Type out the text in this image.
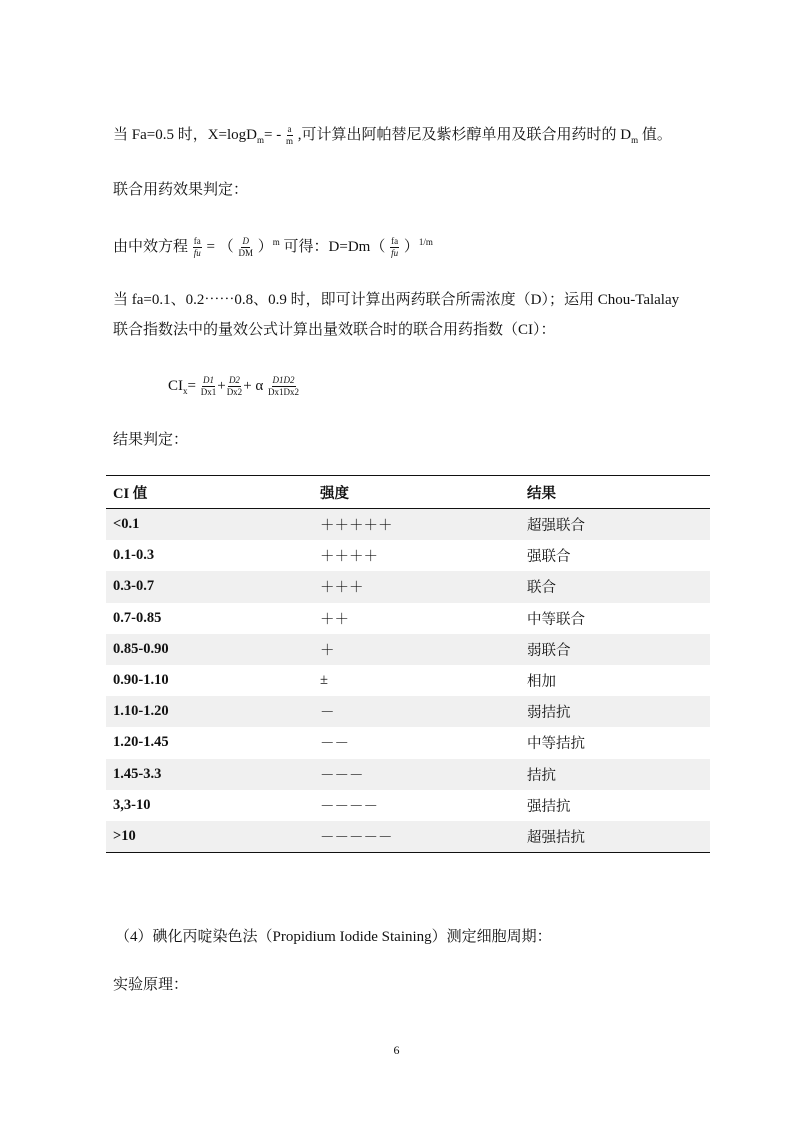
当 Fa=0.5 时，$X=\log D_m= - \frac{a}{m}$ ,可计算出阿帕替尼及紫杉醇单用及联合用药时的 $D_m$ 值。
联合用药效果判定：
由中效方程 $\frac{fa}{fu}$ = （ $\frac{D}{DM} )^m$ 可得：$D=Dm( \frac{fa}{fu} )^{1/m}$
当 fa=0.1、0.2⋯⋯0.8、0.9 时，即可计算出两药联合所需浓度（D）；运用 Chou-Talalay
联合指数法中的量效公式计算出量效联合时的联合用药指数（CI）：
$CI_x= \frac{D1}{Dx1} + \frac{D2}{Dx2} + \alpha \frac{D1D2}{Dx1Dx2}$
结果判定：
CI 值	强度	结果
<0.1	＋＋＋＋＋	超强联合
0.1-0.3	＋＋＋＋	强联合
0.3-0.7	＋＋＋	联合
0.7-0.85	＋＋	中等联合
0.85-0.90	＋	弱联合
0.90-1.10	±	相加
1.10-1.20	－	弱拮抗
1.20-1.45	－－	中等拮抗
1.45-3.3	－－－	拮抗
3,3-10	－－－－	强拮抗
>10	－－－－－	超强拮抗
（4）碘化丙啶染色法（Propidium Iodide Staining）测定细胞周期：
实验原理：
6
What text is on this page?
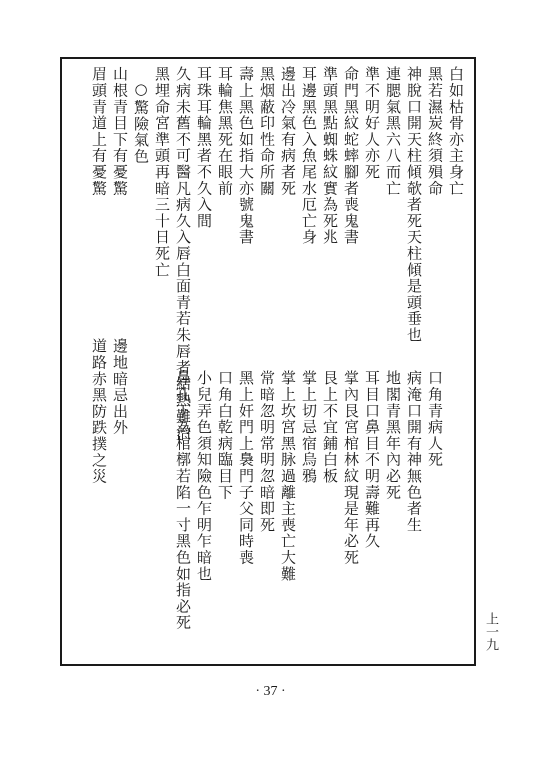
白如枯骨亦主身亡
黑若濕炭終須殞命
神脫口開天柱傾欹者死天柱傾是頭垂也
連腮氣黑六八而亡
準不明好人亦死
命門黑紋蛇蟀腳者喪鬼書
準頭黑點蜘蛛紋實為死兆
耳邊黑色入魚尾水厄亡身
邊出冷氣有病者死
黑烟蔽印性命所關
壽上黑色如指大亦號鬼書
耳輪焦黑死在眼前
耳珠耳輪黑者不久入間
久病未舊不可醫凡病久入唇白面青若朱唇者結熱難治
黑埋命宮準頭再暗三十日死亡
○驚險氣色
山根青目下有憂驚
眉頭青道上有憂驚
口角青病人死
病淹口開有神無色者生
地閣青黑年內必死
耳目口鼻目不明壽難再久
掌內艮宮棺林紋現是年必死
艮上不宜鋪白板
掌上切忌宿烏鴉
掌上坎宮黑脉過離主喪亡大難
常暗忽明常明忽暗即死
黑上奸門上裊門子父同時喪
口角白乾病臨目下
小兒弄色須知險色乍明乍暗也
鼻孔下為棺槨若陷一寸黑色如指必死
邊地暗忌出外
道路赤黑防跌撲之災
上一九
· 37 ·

################

#### Aim:
Copy out the lines that hold "text".

#### Exercise output:
Type out the text in this image.
What text is on this page?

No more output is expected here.